Source data
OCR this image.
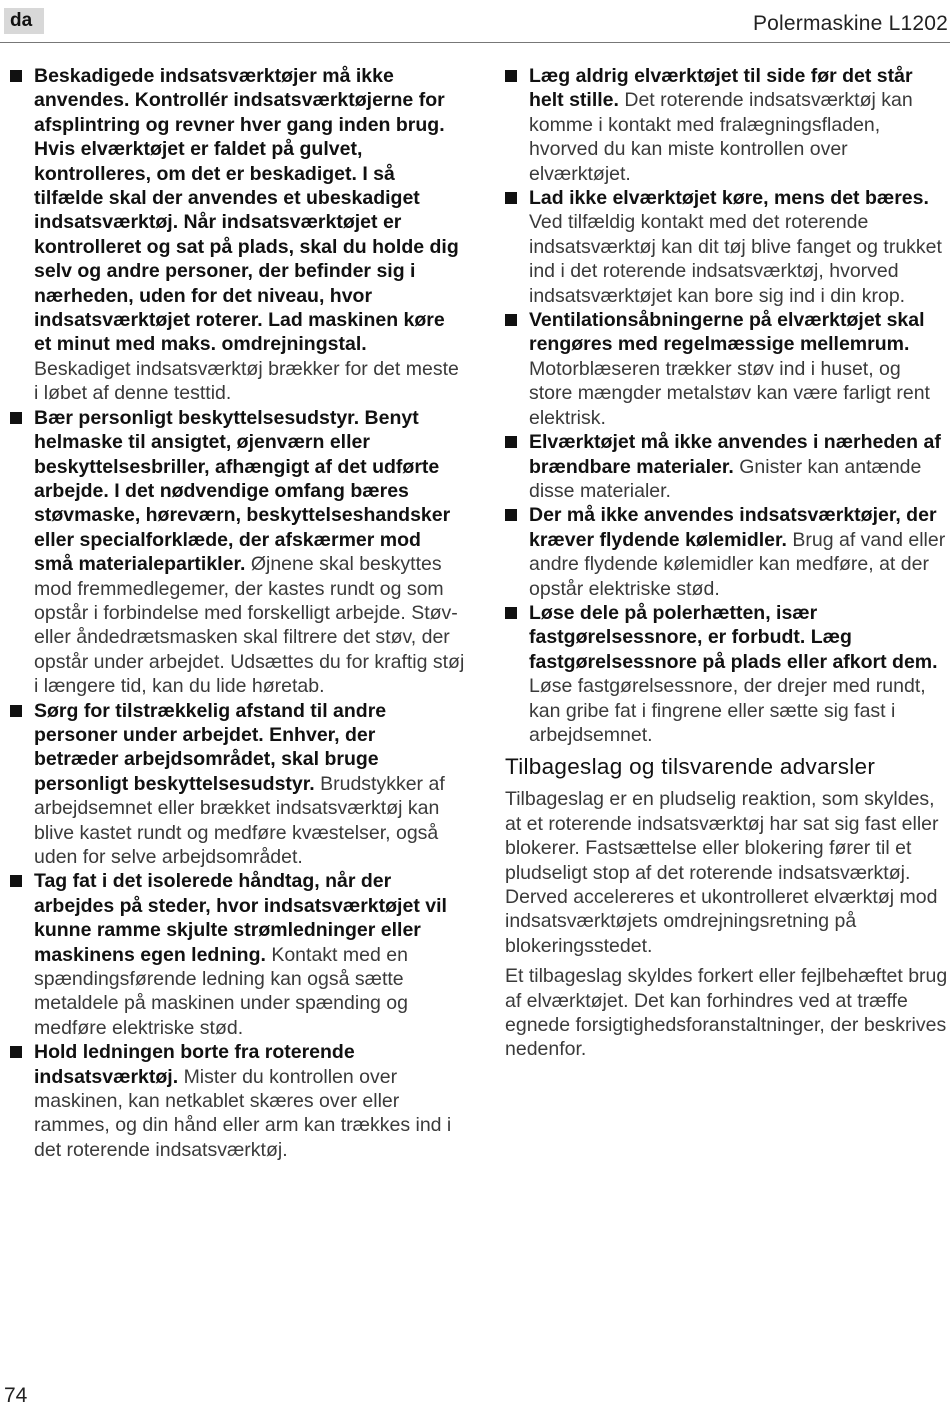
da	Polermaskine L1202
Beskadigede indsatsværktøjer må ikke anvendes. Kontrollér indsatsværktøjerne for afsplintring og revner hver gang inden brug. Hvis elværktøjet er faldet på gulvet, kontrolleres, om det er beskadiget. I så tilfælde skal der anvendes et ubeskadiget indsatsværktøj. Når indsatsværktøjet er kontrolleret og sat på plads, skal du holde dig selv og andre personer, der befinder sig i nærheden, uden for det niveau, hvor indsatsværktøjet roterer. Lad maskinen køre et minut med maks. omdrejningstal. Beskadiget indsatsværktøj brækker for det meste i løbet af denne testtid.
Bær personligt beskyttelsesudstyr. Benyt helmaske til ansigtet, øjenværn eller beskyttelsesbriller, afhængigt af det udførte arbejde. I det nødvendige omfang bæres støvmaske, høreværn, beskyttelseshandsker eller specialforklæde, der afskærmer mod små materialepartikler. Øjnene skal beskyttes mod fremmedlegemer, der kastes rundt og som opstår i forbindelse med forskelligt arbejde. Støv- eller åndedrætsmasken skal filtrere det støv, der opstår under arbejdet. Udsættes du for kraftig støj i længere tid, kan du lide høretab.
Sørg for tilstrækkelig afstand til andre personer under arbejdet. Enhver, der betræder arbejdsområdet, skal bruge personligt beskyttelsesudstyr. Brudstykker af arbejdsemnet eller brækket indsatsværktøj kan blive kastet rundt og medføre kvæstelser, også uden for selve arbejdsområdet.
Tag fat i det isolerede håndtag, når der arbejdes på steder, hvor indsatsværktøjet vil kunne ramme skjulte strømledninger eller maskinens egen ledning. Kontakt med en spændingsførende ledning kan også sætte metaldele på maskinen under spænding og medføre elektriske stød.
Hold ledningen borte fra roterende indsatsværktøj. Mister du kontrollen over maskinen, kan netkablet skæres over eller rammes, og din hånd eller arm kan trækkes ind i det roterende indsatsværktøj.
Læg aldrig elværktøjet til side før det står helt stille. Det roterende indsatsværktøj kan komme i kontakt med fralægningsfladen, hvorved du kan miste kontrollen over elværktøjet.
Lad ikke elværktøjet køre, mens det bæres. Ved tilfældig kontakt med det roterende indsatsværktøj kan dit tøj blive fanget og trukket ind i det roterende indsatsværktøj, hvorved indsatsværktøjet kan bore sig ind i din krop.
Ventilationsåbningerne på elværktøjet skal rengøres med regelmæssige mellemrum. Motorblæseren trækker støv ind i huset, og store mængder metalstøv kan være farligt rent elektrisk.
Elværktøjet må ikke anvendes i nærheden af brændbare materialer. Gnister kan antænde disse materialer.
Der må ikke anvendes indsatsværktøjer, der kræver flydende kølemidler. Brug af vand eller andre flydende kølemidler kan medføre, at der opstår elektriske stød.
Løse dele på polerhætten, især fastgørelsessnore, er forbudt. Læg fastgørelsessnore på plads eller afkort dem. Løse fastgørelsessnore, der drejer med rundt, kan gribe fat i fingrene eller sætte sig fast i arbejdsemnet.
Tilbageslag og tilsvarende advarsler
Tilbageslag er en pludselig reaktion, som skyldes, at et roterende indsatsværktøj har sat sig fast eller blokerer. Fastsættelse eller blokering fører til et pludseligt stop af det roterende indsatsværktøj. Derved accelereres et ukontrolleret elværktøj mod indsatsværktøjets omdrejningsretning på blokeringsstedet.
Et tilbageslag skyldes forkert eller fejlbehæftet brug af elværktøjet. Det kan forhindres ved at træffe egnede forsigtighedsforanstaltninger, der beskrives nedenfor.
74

--

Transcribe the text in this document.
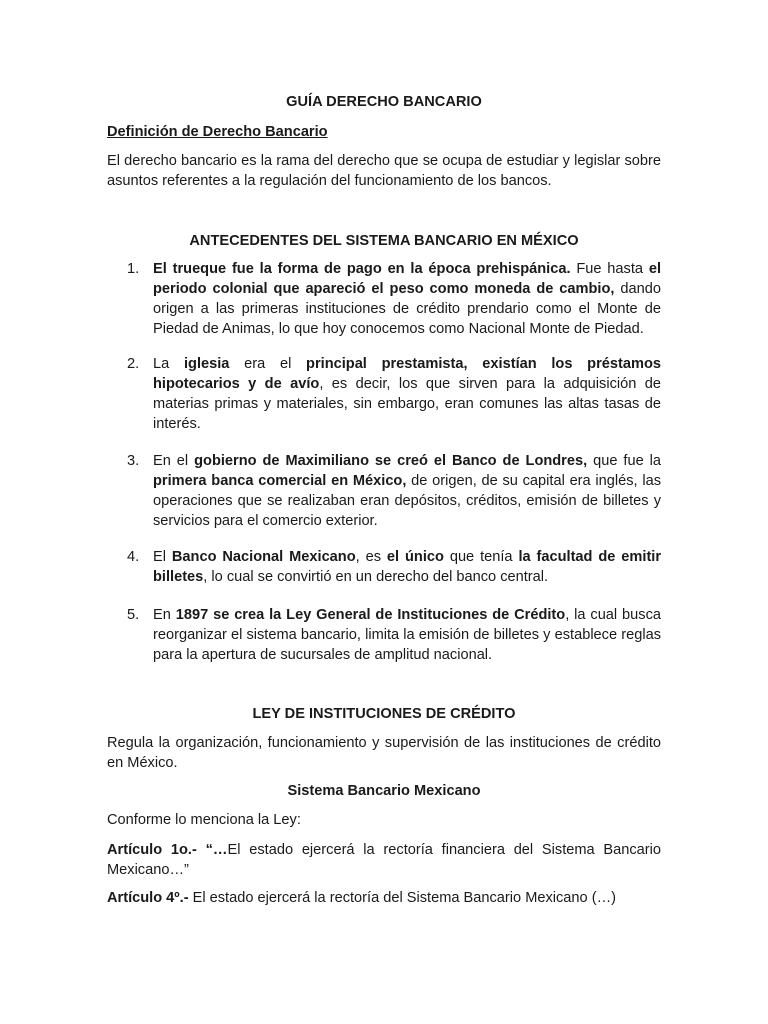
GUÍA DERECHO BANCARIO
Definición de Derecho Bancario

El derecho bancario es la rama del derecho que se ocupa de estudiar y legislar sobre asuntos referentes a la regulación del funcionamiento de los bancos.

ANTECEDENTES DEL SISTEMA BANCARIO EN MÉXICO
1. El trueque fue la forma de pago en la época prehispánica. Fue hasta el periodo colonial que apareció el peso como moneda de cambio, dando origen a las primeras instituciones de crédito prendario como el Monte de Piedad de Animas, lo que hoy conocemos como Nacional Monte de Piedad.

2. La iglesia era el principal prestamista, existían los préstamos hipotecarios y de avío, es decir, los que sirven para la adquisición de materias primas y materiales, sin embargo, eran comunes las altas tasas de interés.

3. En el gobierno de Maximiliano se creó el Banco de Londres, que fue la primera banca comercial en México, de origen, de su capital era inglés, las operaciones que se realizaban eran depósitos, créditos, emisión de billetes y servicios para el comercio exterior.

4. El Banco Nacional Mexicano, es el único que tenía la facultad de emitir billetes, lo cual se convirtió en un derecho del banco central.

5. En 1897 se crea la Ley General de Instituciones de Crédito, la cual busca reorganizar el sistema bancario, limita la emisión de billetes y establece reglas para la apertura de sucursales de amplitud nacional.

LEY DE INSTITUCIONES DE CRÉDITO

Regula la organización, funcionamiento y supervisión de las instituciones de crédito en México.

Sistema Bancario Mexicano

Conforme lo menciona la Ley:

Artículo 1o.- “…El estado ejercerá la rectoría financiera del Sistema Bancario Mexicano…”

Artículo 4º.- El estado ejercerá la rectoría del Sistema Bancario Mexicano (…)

---

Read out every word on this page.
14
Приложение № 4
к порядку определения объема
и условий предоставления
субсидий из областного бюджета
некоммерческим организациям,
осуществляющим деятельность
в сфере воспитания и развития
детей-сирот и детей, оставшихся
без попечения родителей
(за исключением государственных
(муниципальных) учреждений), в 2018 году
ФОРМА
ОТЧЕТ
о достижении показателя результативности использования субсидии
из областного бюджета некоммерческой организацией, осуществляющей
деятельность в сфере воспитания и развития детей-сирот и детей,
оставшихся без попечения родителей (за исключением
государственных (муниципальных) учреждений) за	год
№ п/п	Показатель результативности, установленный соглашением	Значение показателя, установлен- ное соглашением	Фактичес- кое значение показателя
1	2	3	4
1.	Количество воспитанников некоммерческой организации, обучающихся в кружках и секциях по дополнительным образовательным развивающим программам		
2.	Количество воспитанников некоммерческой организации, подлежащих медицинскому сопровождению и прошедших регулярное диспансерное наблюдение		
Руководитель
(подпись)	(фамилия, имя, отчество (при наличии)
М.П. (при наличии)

# EXERCISE TASK:
Return, from the data, each line that has the word "детей" in it.

# FINAL ANSWER:
детей-сирот и детей, оставшихся
деятельность в сфере воспитания и развития детей-сирот и детей,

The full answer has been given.